(Stored records)

──────────────────────────────

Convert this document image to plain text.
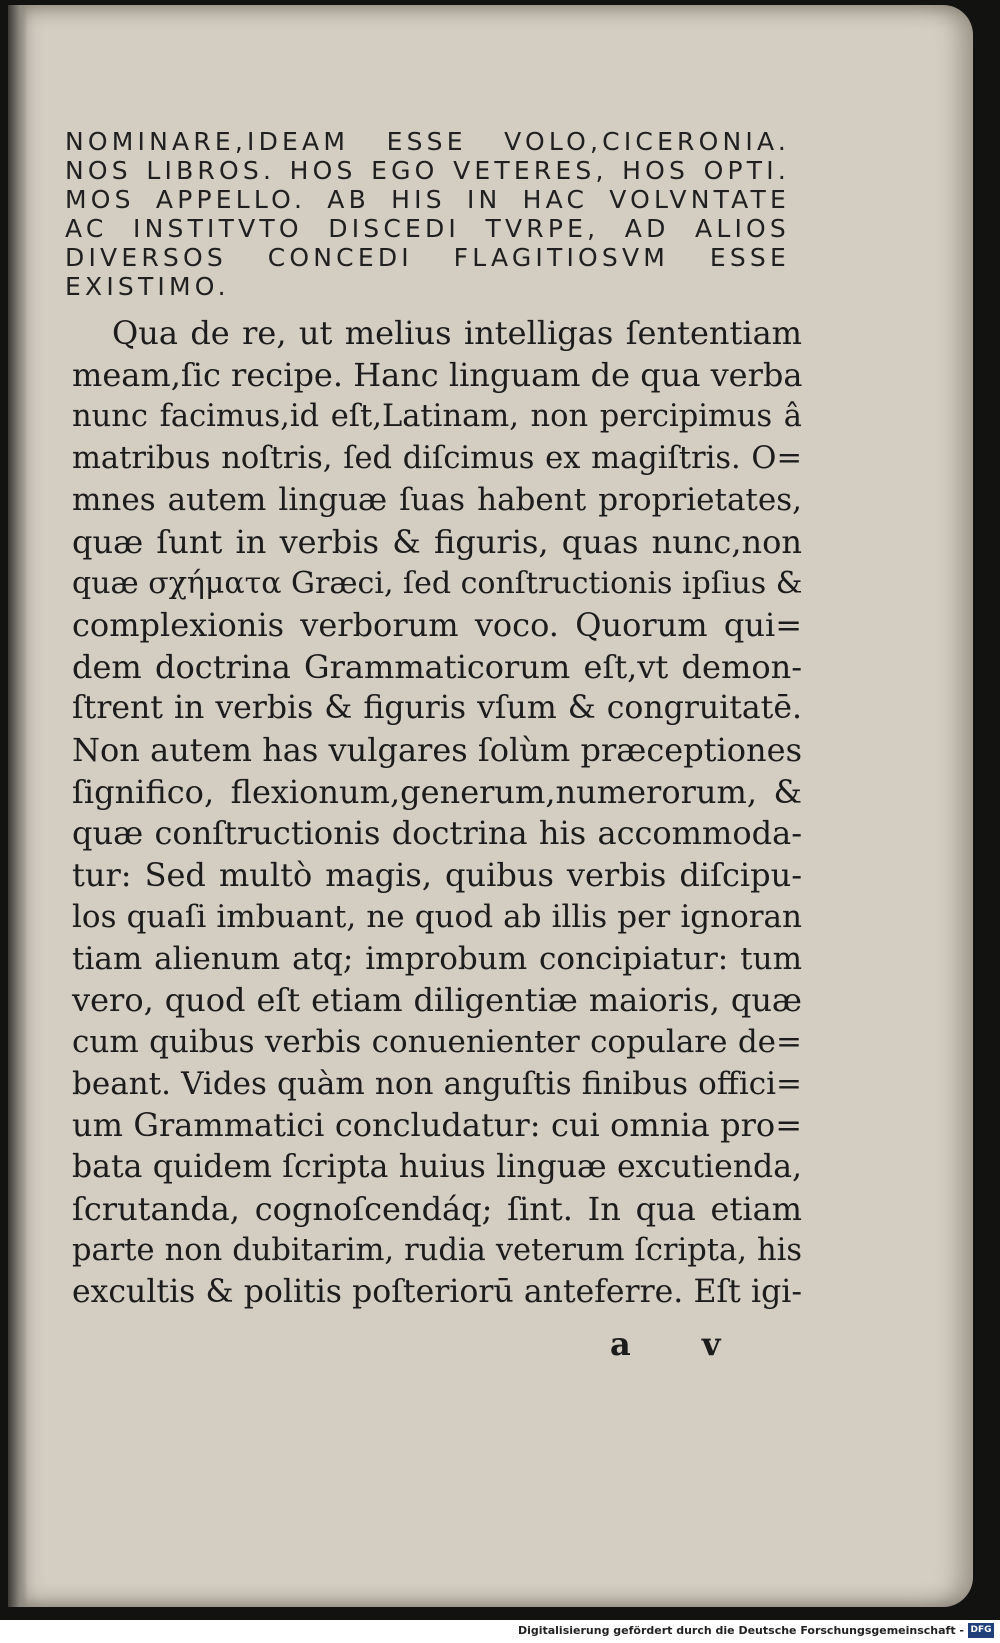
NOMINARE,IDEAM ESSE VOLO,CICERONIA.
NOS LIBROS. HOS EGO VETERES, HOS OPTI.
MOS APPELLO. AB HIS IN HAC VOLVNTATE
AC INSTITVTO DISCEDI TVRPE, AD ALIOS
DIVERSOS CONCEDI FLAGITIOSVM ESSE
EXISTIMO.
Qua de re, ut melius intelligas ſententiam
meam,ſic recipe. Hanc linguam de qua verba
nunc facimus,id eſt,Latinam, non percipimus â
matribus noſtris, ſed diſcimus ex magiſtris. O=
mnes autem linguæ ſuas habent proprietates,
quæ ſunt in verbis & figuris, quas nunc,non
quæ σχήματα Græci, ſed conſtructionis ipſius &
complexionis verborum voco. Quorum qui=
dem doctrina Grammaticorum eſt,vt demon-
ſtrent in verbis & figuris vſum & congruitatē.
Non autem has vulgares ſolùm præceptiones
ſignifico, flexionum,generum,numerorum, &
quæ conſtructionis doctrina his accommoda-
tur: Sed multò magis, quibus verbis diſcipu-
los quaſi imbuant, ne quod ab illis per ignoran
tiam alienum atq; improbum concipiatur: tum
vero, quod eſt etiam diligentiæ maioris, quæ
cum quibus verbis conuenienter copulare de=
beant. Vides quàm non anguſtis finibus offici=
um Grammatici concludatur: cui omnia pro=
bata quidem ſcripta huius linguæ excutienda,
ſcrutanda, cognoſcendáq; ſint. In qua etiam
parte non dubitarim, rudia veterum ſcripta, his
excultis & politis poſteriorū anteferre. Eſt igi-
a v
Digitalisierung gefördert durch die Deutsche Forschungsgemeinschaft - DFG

──────────────────────────────

* [Prompt] Find the word "etiam" in the material, then list each line that holds it.

* [Task answer]
vero, quod eſt etiam diligentiæ maioris, quæ
ſcrutanda, cognoſcendáq; ſint. In qua etiam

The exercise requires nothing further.